Each line that holds the word "type" counts once; report how many lines do so and nothing else.

--- BEGIN Material shown ---

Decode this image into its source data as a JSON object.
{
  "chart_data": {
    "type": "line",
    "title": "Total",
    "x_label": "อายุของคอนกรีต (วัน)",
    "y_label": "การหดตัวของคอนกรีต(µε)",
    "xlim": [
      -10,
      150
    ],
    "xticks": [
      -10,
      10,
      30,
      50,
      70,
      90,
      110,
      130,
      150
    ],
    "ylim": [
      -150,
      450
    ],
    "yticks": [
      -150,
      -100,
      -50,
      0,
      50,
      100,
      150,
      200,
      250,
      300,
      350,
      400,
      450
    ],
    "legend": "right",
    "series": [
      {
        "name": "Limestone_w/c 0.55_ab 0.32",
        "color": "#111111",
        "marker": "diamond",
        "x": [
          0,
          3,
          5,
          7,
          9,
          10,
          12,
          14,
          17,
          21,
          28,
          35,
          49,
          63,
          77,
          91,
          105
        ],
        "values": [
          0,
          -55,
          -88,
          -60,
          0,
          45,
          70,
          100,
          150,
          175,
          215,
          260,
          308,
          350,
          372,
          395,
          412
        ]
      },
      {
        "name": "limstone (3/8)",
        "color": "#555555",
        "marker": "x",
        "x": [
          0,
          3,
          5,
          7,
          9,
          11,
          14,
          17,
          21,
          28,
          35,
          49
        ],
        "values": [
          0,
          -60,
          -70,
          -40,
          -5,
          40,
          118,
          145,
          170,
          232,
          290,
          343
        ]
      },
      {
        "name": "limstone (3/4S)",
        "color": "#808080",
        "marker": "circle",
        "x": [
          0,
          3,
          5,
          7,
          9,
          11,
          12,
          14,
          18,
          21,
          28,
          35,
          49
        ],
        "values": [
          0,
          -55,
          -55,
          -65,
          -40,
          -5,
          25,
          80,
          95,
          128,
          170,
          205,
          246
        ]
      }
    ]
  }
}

--- END Material shown ---
--- BEGIN Material shown ---

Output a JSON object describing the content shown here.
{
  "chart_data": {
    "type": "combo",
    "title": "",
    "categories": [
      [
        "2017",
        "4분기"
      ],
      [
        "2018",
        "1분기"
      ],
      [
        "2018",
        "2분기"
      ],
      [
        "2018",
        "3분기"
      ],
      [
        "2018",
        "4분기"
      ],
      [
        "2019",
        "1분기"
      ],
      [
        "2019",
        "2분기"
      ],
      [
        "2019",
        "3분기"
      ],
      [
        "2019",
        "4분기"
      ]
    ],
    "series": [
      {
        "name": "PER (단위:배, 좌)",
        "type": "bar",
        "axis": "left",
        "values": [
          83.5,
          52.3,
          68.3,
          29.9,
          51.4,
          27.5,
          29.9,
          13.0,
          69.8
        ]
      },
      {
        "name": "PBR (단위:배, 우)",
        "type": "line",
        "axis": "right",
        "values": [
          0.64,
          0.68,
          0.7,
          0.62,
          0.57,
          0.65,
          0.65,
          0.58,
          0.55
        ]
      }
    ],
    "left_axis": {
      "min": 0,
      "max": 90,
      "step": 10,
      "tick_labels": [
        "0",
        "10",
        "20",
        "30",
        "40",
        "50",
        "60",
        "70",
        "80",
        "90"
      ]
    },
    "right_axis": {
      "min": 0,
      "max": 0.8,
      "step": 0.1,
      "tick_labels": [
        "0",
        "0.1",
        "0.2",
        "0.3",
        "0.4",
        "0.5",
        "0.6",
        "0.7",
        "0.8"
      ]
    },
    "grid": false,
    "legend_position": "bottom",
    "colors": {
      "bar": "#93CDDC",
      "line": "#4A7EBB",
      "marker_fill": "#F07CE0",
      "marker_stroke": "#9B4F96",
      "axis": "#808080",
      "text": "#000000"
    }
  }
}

--- END Material shown ---

**Solution:**
4